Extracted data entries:
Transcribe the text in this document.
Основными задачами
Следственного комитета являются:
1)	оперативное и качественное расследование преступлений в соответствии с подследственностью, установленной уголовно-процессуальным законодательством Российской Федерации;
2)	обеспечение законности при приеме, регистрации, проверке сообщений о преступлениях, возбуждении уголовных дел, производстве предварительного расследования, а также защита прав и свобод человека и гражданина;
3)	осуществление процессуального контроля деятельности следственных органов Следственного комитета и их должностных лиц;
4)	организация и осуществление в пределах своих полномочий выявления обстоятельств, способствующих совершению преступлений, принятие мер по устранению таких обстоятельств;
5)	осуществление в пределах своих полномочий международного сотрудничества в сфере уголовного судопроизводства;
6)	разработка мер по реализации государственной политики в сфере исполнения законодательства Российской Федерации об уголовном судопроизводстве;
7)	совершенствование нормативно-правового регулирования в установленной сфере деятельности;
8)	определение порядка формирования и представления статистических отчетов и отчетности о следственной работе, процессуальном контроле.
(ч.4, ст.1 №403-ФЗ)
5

[WHAT TO WORK ON] Copy out every entry again, exactly as it was given.

[TASK OUTPUT]
Transcribe the text in this document.
Основными задачами
Следственного комитета являются:
1)	оперативное и качественное расследование преступлений в соответствии с подследственностью, установленной уголовно-процессуальным законодательством Российской Федерации;
2)	обеспечение законности при приеме, регистрации, проверке сообщений о преступлениях, возбуждении уголовных дел, производстве предварительного расследования, а также защита прав и свобод человека и гражданина;
3)	осуществление процессуального контроля деятельности следственных органов Следственного комитета и их должностных лиц;
4)	организация и осуществление в пределах своих полномочий выявления обстоятельств, способствующих совершению преступлений, принятие мер по устранению таких обстоятельств;
5)	осуществление в пределах своих полномочий международного сотрудничества в сфере уголовного судопроизводства;
6)	разработка мер по реализации государственной политики в сфере исполнения законодательства Российской Федерации об уголовном судопроизводстве;
7)	совершенствование нормативно-правового регулирования в установленной сфере деятельности;
8)	определение порядка формирования и представления статистических отчетов и отчетности о следственной работе, процессуальном контроле.
(ч.4, ст.1 №403-ФЗ)
5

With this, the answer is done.